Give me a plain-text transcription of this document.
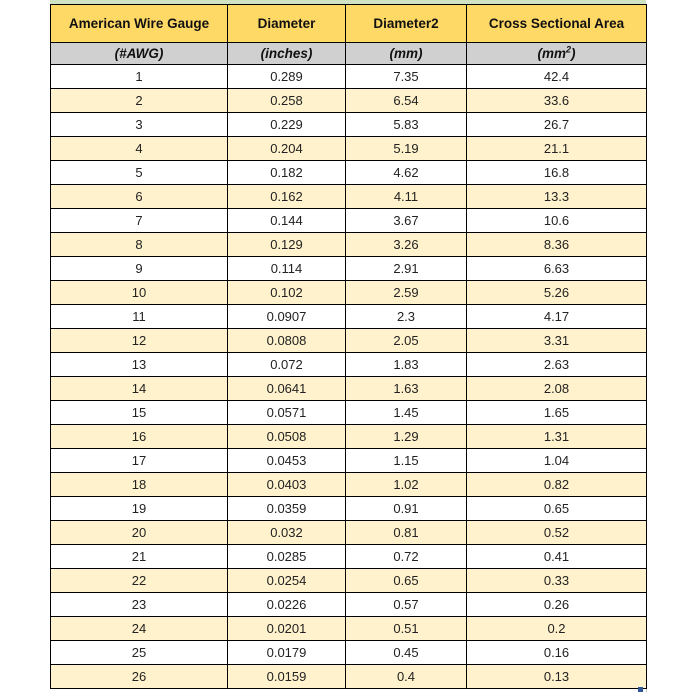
American Wire Gauge	Diameter	Diameter2	Cross Sectional Area
(#AWG)	(inches)	(mm)	$(mm^2)$
1	0.289	7.35	42.4
2	0.258	6.54	33.6
3	0.229	5.83	26.7
4	0.204	5.19	21.1
5	0.182	4.62	16.8
6	0.162	4.11	13.3
7	0.144	3.67	10.6
8	0.129	3.26	8.36
9	0.114	2.91	6.63
10	0.102	2.59	5.26
11	0.0907	2.3	4.17
12	0.0808	2.05	3.31
13	0.072	1.83	2.63
14	0.0641	1.63	2.08
15	0.0571	1.45	1.65
16	0.0508	1.29	1.31
17	0.0453	1.15	1.04
18	0.0403	1.02	0.82
19	0.0359	0.91	0.65
20	0.032	0.81	0.52
21	0.0285	0.72	0.41
22	0.0254	0.65	0.33
23	0.0226	0.57	0.26
24	0.0201	0.51	0.2
25	0.0179	0.45	0.16
26	0.0159	0.4	0.13
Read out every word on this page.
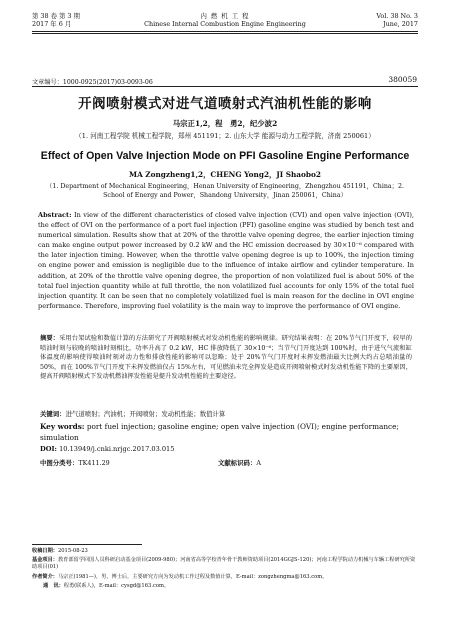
第 38 卷 第 3 期
2017 年 6 月
内 燃 机 工 程
Chinese Internal Combustion Engine Engineering
Vol. 38 No. 3
June, 2017
文章编号：1000-0925(2017)03-0093-06	380059
开阀喷射模式对进气道喷射式汽油机性能的影响
马宗正1,2，程　勇2，纪少波2
（1. 河南工程学院 机械工程学院，郑州 451191；2. 山东大学 能源与动力工程学院，济南 250061）
Effect of Open Valve Injection Mode on PFI Gasoline Engine Performance
MA Zongzheng1,2，CHENG Yong2，JI Shaobo2
（1. Department of Mechanical Engineering，Henan University of Engineering，Zhengzhou 451191，China；2. School of Energy and Power，Shandong University，Jinan 250061，China）
Abstract: In view of the different characteristics of closed valve injection (CVI) and open valve injection (OVI), the effect of OVI on the performance of a port fuel injection (PFI) gasoline engine was studied by bench test and numerical simulation. Results show that at 20% of the throttle valve opening degree, the earlier injection timing can make engine output power increased by 0.2 kW and the HC emission decreased by 30×10⁻⁶ compared with the later injection timing. However, when the throttle valve opening degree is up to 100%, the injection timing on engine power and emission is negligible due to the influence of intake airflow and cylinder temperature. In addition, at 20% of the throttle valve opening degree, the proportion of non volatilized fuel is about 50% of the total fuel injection quantity while at full throttle, the non volatilized fuel accounts for only 15% of the total fuel injection quantity. It can be seen that no completely volatilized fuel is main reason for the decline in OVI engine performance. Therefore, improving fuel volatility is the main way to improve the performance of OVI engine.
摘要：采用台架试验和数值计算的方法研究了开阀喷射模式对发动机性能的影响规律。研究结果表明：在 20%节气门开度下，较早的喷油时刻与较晚的喷油时刻相比，功率升高了 0.2 kW，HC 排放降低了 30×10⁻⁶；当节气门开度达到 100%时，由于进气气流和缸体温度的影响使得喷油时刻对动力性和排放性能的影响可以忽略；处于 20%节气门开度时未挥发燃油最大比例大约占总喷油量的 50%，而在 100%节气门开度下未挥发燃油仅占 15%左右，可见燃油未完全挥发是造成开阀喷射模式时发动机性能下降的主要原因，提高开阀喷射模式下发动机燃油挥发性能是提升发动机性能的主要途径。
关键词：进气道喷射；汽油机；开阀喷射；发动机性能；数值计算
Key words: port fuel injection; gasoline engine; open valve injection (OVI); engine performance; simulation
DOI: 10.13949/j.cnki.nrjgc.2017.03.015
中图分类号：TK411.29	文献标识码：A
收稿日期：2015-08-23
基金项目：教育部留学回国人员科研启动基金项目(2009-980)；河南省高等学校青年骨干教师资助项目(2014GGJS-120)；河南工程学院动力机械与车辆工程研究所资助项目(01)
作者简介：马宗正(1981—)，男，博士后，主要研究方向为发动机工作过程及数值计算，E-mail：zongzhengma@163.com。
通　讯：程勇(联系人)，E-mail：cysgd@163.com。
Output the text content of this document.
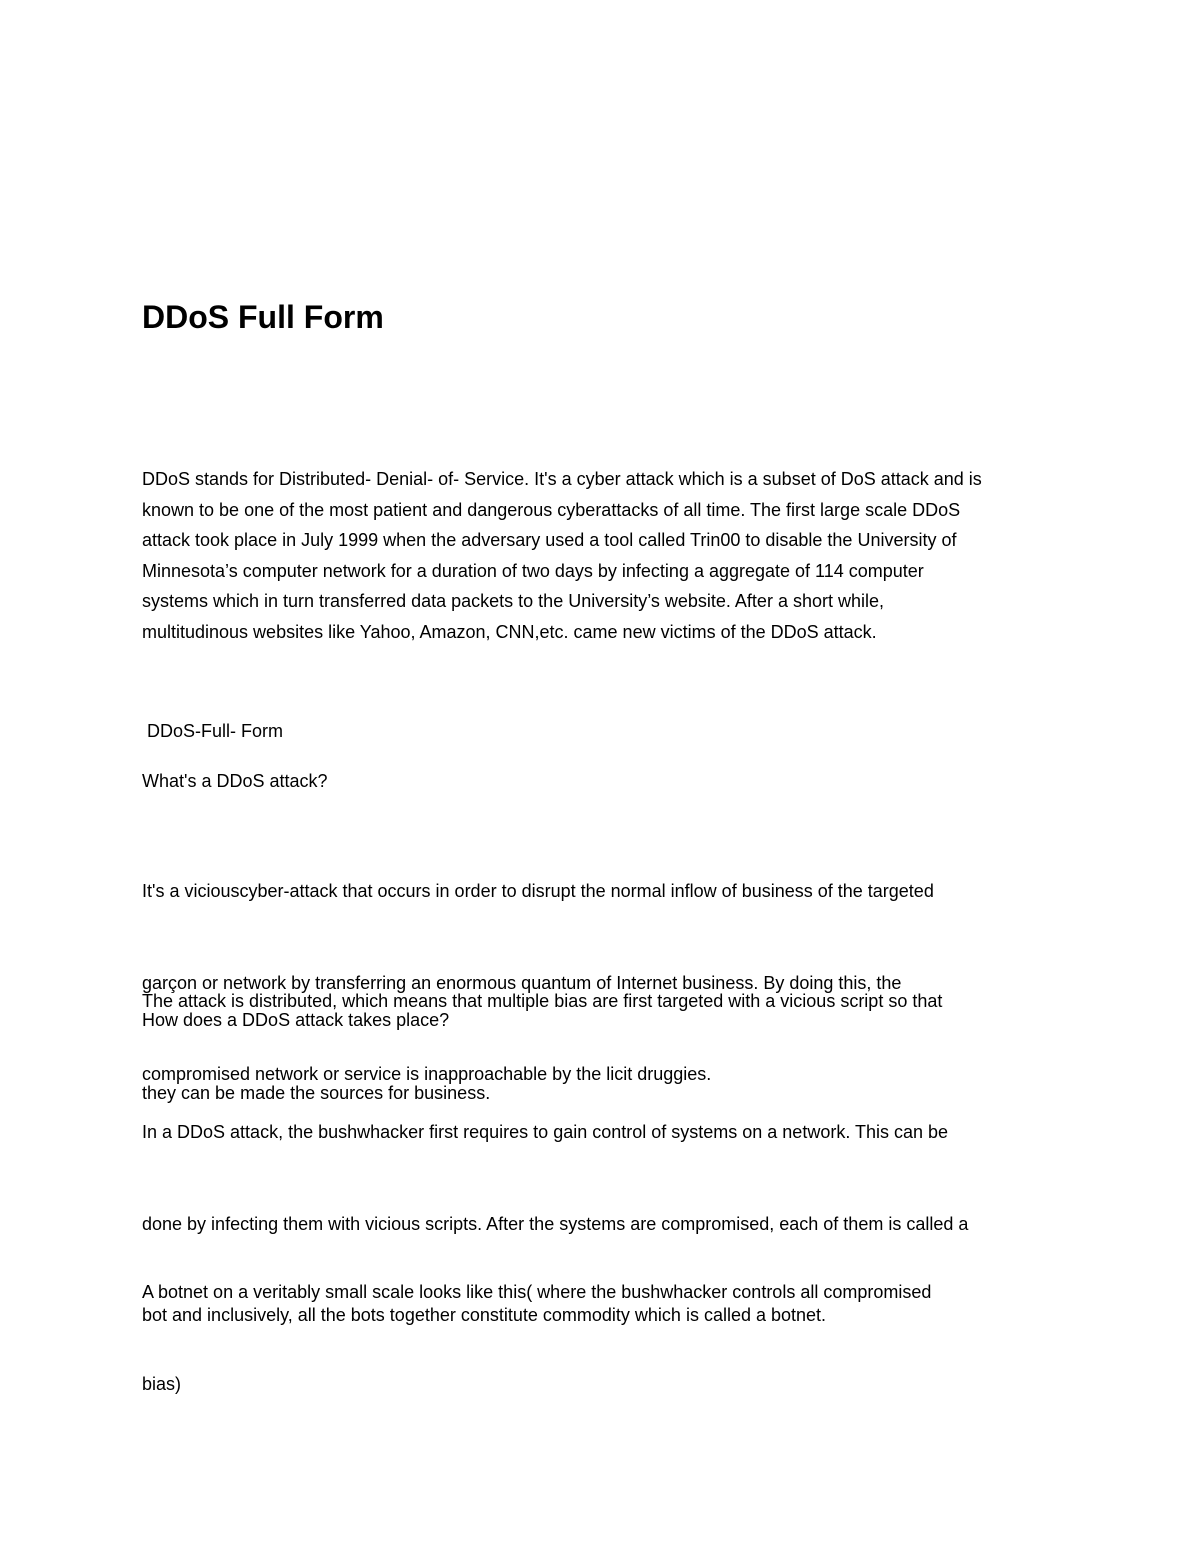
DDoS Full Form

DDoS stands for Distributed- Denial- of- Service. It's a cyber attack which is a subset of DoS attack and is
known to be one of the most patient and dangerous cyberattacks of all time. The first large scale DDoS
attack took place in July 1999 when the adversary used a tool called Trin00 to disable the University of
Minnesota’s computer network for a duration of two days by infecting a aggregate of 114 computer
systems which in turn transferred data packets to the University’s website. After a short while,
multitudinous websites like Yahoo, Amazon, CNN,etc. came new victims of the DDoS attack.

DDoS-Full- Form

What's a DDoS attack?

It's a viciouscyber-attack that occurs in order to disrupt the normal inflow of business of the targeted

garçon or network by transferring an enormous quantum of Internet business. By doing this, the

compromised network or service is inapproachable by the licit druggies.

The attack is distributed, which means that multiple bias are first targeted with a vicious script so that

they can be made the sources for business.

How does a DDoS attack takes place?

In a DDoS attack, the bushwhacker first requires to gain control of systems on a network. This can be

done by infecting them with vicious scripts. After the systems are compromised, each of them is called a

bot and inclusively, all the bots together constitute commodity which is called a botnet.

A botnet on a veritably small scale looks like this( where the bushwhacker controls all compromised

bias)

* EXERCISE TASK:
Find how many of the lines above have the word "business" in them. State only that number.

* COMPLETED EXERCISE:
3